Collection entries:
----------------

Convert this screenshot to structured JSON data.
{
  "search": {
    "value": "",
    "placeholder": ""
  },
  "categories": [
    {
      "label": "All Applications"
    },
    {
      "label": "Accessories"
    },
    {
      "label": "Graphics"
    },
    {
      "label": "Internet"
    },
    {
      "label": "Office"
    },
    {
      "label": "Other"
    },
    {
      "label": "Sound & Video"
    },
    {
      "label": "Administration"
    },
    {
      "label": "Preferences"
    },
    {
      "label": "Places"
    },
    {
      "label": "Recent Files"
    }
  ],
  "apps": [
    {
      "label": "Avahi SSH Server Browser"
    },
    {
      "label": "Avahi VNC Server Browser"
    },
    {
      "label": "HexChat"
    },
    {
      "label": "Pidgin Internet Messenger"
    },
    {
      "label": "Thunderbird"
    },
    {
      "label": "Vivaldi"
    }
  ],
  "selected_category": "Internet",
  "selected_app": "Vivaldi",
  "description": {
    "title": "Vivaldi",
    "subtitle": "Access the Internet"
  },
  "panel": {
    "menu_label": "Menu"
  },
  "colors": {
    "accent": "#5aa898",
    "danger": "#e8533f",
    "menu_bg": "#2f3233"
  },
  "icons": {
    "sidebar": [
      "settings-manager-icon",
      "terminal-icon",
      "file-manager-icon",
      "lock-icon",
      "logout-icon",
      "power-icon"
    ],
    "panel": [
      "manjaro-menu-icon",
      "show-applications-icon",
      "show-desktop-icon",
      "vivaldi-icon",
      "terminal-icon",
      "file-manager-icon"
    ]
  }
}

----------------

Task statement: Read through the entries and copy every line that includes "manager".

Task answer:
      "settings-manager-icon",
      "file-manager-icon",
      "file-manager-icon"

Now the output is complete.